** BEGIN DATA IN THIS EXERCISE **
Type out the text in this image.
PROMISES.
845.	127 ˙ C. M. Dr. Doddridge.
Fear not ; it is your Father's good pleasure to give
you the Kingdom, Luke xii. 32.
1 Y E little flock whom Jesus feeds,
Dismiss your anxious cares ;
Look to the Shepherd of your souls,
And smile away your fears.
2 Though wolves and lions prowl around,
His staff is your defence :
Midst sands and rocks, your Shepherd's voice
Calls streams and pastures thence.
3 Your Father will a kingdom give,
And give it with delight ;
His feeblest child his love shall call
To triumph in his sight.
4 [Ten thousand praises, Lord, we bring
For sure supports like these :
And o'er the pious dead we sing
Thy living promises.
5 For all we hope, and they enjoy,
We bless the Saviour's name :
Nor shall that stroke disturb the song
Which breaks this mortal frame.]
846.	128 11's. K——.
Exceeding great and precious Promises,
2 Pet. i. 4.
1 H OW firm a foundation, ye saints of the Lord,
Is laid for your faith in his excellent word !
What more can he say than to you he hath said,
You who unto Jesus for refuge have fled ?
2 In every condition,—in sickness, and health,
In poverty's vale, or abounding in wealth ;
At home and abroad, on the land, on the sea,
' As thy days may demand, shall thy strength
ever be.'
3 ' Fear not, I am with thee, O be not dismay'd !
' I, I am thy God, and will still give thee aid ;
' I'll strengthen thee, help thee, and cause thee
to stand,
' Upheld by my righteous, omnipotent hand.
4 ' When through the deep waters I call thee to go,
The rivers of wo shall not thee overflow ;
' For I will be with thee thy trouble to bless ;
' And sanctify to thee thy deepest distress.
** END DATA IN THIS EXERCISE **
▶ [AIM OF THE EXERCISE] Output each record exactly, leaving nothing out.

▶ [TASK ANSWER]
Type out the text in this image.
PROMISES.
845.	127 ˙ C. M. Dr. Doddridge.
Fear not ; it is your Father's good pleasure to give
you the Kingdom, Luke xii. 32.
1 Y E little flock whom Jesus feeds,
Dismiss your anxious cares ;
Look to the Shepherd of your souls,
And smile away your fears.
2 Though wolves and lions prowl around,
His staff is your defence :
Midst sands and rocks, your Shepherd's voice
Calls streams and pastures thence.
3 Your Father will a kingdom give,
And give it with delight ;
His feeblest child his love shall call
To triumph in his sight.
4 [Ten thousand praises, Lord, we bring
For sure supports like these :
And o'er the pious dead we sing
Thy living promises.
5 For all we hope, and they enjoy,
We bless the Saviour's name :
Nor shall that stroke disturb the song
Which breaks this mortal frame.]
846.	128 11's. K——.
Exceeding great and precious Promises,
2 Pet. i. 4.
1 H OW firm a foundation, ye saints of the Lord,
Is laid for your faith in his excellent word !
What more can he say than to you he hath said,
You who unto Jesus for refuge have fled ?
2 In every condition,—in sickness, and health,
In poverty's vale, or abounding in wealth ;
At home and abroad, on the land, on the sea,
' As thy days may demand, shall thy strength
ever be.'
3 ' Fear not, I am with thee, O be not dismay'd !
' I, I am thy God, and will still give thee aid ;
' I'll strengthen thee, help thee, and cause thee
to stand,
' Upheld by my righteous, omnipotent hand.
4 ' When through the deep waters I call thee to go,
The rivers of wo shall not thee overflow ;
' For I will be with thee thy trouble to bless ;
' And sanctify to thee thy deepest distress.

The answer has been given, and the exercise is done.